• [Aufgabe] Schreib aus dem Interview zur Agrarpolitik 2030+ alles von „Sie stören sich“ bis hinunter zu „sollen gestrichen werden?“ noch einmal ab und benenne dabei „Vereinfachung“ überall in „Entlastung“ um.

«Lenkungsabgaben stürzen Produzenten in Dilemma»

Stefan Müller, Präsident der Landwirtschaftsdirektorenkonferenz, stellt fest, dass die erhofften Vereinfachungen bei der Weiterentwicklung der Agrarpolitik 2030+ weitgehend ausbleiben. Der «Schweizer Bauer» hat nachgefragt. 

Adrian Haldimann |

Die Reform sei untauglich, müsse beerdigt oder sonst massiv umgestaltet werden. Das sagte kürzlich Roger Bisig, Sekretär der Landwirtschaftsdirektorenkonferenz (LDK), an der Versammlung der Sals zu den Plänen des Bundes zur AP 2030+. Teilen Sie als LDK-Präsident seine Meinung?

Stefan Müller: Als Präsident gebe ich die Meinung der LDK zum aktuellen Stand der AP 30+ wieder. Auch wenn noch keine Vorlage zur AP 30+ vorliegt, müssen wir klar festhalten, dass noch viel erarbeitet und korrigiert werden muss. Ich sage aber nicht, dass die Reform gar nichts taugt.

Sie stören sich vor allem daran, dass der Bund zu wenig auf die Vereinfachung des kantonalen Agrarvollzugs abzielt.

Der Zwischenstand der Arbeiten macht den Anschein, dass bisher kaum Fortschritte in diese Richtung erzielt wurden.

In Zusammenarbeit mit der Konferenz der Landwirtschaftsämter der Schweiz (Kolas) hat die LDK ein Konzept zur AP 2030 erarbeitet. Darin werden Vorschläge zur Vereinfachung des Direktzahlungssystems gemacht. Welche Direktzahlungsinstrumente sollen gestrichen werden?

• [Aufgelistete Einträge]
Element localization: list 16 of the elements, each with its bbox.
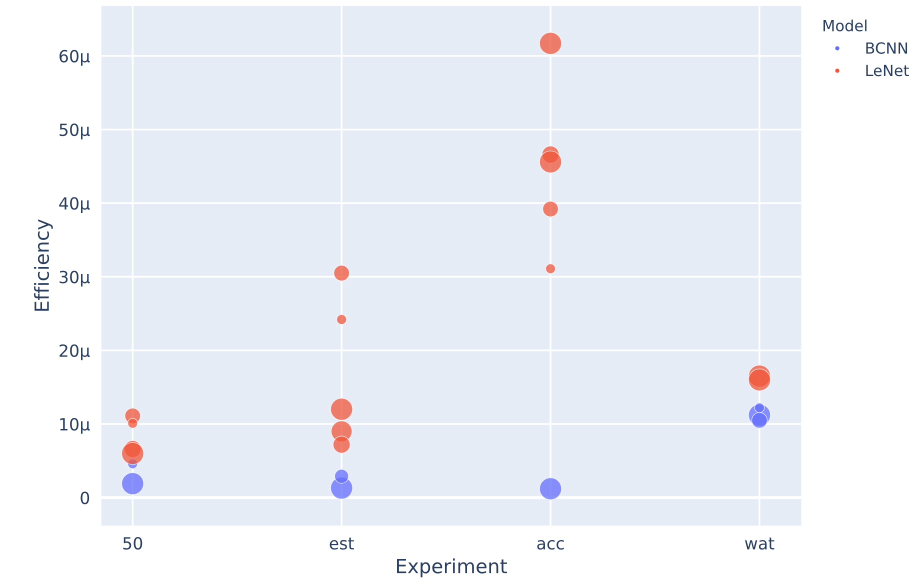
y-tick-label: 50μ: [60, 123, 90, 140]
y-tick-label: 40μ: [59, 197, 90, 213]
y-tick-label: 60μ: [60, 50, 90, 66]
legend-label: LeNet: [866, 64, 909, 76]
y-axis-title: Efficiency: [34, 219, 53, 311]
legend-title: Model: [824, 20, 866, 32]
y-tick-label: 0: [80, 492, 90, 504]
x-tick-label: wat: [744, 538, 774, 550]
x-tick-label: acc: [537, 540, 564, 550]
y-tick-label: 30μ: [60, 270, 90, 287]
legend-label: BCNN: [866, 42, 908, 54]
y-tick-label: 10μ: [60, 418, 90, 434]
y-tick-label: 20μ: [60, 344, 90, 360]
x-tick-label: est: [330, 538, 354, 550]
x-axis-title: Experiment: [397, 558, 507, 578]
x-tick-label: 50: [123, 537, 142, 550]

==

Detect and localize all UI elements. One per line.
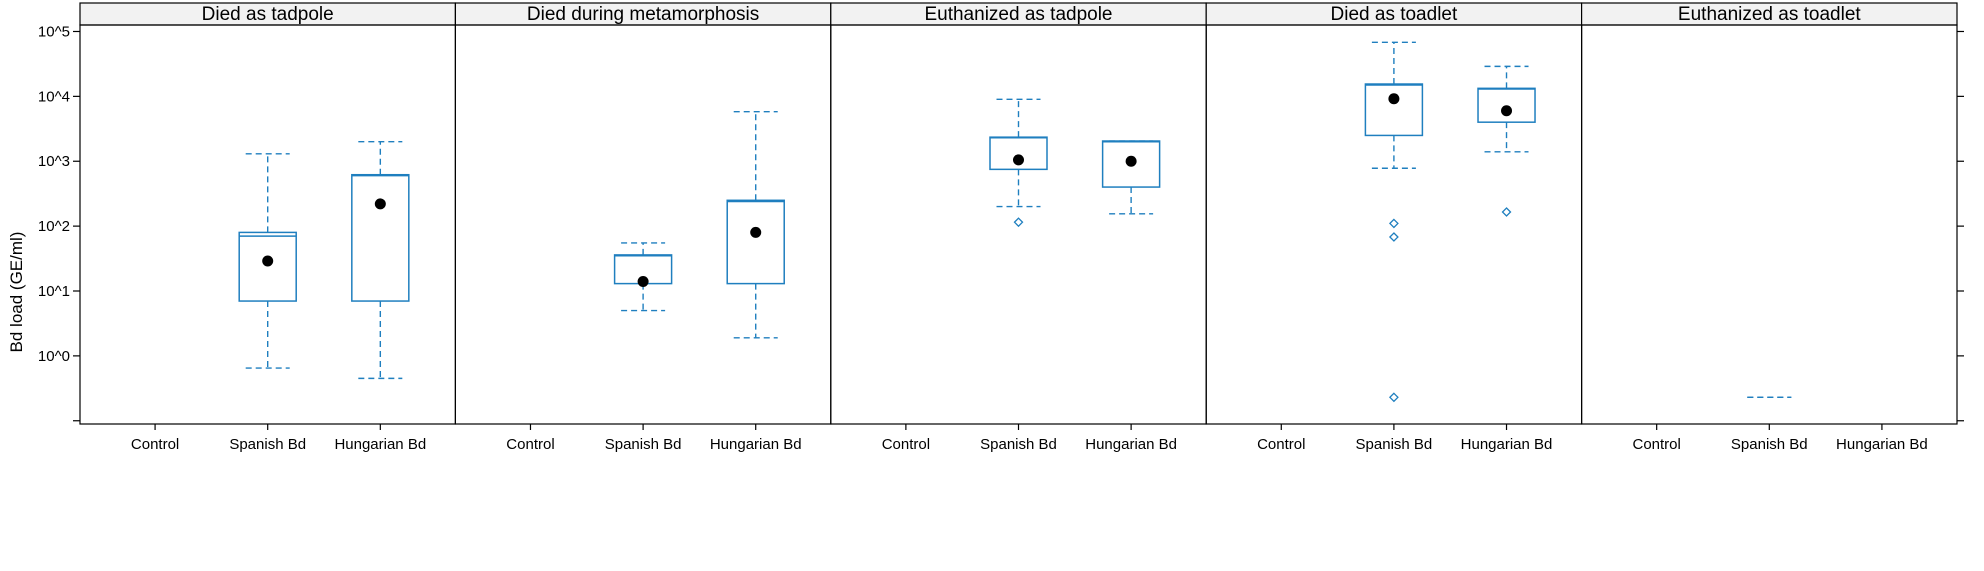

• [Vollständige Ausgabe]
Sie stören sich vor allem daran, dass der Bund zu wenig auf die Entlastung des kantonalen Agrarvollzugs abzielt.

Der Zwischenstand der Arbeiten macht den Anschein, dass bisher kaum Fortschritte in diese Richtung erzielt wurden.

In Zusammenarbeit mit der Konferenz der Landwirtschaftsämter der Schweiz (Kolas) hat die LDK ein Konzept zur AP 2030 erarbeitet. Darin werden Vorschläge zur Entlastung des Direktzahlungssystems gemacht. Welche Direktzahlungsinstrumente sollen gestrichen werden?